- Collected data:
>> Start

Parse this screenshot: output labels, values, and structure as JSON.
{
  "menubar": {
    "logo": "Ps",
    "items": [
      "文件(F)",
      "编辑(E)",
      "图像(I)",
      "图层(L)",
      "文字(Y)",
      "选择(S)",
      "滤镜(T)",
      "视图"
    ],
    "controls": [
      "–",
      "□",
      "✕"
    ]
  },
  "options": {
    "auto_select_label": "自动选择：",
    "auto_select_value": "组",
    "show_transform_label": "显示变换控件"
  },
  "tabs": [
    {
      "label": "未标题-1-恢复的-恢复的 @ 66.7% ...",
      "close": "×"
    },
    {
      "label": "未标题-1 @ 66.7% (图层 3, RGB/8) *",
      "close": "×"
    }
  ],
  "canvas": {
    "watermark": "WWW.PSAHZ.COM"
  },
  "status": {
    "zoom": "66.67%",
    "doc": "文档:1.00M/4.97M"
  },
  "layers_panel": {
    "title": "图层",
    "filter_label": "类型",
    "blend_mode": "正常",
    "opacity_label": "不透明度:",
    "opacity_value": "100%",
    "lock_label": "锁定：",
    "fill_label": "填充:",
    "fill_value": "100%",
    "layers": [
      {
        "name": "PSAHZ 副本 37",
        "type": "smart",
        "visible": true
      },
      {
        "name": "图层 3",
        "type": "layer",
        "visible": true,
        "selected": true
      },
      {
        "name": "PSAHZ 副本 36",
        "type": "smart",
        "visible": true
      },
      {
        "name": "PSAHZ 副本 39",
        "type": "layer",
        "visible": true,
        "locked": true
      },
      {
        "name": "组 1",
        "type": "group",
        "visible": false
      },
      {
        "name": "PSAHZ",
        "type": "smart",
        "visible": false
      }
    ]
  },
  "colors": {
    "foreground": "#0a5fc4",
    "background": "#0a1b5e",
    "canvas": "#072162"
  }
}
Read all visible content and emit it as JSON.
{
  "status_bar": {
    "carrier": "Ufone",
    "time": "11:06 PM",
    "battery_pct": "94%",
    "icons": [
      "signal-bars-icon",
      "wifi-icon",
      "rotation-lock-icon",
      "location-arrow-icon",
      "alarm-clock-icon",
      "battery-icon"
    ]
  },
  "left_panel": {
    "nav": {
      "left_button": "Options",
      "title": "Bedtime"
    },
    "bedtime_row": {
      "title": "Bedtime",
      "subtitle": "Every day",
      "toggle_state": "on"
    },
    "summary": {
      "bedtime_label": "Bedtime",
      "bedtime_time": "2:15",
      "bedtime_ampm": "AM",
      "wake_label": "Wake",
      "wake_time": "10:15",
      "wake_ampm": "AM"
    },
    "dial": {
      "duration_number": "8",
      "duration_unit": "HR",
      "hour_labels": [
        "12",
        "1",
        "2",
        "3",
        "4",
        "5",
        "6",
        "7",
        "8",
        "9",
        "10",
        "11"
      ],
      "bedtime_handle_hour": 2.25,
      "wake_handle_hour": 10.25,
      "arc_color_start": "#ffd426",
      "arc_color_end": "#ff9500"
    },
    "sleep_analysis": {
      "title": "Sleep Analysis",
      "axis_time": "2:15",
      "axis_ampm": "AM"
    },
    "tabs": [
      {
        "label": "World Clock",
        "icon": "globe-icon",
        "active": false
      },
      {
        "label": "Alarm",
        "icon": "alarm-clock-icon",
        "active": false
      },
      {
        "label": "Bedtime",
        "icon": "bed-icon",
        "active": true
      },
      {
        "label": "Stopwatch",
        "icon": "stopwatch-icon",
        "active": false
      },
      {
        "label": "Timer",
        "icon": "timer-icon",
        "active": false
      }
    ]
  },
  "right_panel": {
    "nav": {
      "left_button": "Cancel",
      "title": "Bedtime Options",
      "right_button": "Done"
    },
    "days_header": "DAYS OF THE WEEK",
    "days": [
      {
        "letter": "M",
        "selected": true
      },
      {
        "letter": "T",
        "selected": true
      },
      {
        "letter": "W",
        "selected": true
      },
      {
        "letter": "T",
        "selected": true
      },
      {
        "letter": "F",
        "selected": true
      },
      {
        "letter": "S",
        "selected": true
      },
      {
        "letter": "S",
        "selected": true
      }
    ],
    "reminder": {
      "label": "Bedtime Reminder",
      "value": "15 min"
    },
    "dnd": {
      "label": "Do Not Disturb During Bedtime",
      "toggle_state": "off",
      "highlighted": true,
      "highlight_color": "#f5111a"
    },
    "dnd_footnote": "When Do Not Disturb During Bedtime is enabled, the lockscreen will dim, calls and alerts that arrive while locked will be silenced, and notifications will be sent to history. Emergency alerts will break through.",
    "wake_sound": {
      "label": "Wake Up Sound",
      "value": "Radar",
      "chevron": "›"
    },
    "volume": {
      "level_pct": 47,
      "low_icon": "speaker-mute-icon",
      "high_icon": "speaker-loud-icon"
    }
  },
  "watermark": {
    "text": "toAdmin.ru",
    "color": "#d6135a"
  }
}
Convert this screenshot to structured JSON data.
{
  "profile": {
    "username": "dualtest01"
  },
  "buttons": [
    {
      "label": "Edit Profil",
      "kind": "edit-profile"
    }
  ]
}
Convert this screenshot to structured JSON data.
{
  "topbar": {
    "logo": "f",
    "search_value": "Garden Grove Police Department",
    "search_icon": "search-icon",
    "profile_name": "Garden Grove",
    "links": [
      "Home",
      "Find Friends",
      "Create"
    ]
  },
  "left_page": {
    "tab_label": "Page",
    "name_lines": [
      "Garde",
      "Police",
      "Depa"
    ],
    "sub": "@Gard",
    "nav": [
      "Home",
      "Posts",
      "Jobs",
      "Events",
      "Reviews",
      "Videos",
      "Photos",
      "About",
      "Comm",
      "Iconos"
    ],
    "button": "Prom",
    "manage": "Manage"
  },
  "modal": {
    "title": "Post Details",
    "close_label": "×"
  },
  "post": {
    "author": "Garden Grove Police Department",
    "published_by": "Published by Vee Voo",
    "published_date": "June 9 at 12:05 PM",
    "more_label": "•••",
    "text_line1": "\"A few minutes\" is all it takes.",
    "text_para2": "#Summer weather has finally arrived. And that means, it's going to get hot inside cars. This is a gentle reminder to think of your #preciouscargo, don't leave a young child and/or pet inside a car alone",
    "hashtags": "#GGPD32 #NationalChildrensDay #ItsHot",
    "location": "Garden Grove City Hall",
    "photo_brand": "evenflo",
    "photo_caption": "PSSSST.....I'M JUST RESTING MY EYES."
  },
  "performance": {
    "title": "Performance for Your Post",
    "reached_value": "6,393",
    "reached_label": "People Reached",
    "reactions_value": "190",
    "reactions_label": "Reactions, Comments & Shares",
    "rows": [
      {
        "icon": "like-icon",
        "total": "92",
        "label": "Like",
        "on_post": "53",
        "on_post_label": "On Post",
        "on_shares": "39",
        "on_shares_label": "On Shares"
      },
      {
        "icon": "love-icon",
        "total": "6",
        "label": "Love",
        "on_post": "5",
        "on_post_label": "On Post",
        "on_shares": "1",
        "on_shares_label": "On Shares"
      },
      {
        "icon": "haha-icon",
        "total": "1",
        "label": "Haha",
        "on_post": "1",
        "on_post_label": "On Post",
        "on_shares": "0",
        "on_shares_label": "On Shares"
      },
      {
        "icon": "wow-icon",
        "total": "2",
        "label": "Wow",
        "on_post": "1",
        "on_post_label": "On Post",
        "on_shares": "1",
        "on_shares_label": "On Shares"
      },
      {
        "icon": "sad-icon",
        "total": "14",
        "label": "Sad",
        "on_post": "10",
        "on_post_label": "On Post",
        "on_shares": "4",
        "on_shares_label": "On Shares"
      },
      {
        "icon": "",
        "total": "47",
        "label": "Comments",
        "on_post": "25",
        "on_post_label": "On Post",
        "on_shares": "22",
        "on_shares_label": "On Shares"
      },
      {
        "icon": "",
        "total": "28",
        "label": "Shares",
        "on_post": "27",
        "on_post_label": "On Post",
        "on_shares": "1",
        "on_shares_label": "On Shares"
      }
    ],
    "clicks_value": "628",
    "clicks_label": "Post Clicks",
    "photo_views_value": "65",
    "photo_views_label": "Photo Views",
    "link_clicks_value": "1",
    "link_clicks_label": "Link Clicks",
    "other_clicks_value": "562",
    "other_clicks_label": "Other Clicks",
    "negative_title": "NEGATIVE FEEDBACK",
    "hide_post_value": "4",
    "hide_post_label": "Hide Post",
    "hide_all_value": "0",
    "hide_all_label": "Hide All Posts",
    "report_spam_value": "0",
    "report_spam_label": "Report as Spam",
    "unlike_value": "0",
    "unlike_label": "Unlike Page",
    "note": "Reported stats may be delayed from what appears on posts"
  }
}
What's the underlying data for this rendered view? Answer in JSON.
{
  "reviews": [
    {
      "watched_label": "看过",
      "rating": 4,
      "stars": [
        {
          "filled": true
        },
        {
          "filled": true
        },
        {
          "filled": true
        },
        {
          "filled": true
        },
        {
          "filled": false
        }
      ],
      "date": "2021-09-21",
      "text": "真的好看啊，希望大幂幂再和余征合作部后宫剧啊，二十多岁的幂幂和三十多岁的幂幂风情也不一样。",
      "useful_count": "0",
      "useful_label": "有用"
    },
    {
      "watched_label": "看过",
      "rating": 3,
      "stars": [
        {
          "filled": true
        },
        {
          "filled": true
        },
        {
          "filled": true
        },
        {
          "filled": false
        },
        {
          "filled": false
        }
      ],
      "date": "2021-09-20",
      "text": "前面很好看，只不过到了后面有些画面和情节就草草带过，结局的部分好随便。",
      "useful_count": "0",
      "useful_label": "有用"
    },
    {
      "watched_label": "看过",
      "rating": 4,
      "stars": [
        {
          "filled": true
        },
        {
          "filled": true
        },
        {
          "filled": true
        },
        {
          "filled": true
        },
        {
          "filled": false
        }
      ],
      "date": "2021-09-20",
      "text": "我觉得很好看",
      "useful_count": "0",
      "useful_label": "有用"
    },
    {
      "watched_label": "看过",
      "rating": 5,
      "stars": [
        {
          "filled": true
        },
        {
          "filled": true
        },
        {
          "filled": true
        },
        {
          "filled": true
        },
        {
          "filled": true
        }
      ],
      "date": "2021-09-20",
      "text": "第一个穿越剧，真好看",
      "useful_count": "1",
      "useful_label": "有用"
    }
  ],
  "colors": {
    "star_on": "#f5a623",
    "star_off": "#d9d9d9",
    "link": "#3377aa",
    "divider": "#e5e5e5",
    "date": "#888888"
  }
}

>> End

- Instruction: Copy every line of the entries above in which "JSON" occurs.

- Answer to the problem:
Parse this screenshot: output labels, values, and structure as JSON.
Read all visible content and emit it as JSON.
Convert this screenshot to structured JSON data.
Convert this screenshot to structured JSON data.
What's the underlying data for this rendered view? Answer in JSON.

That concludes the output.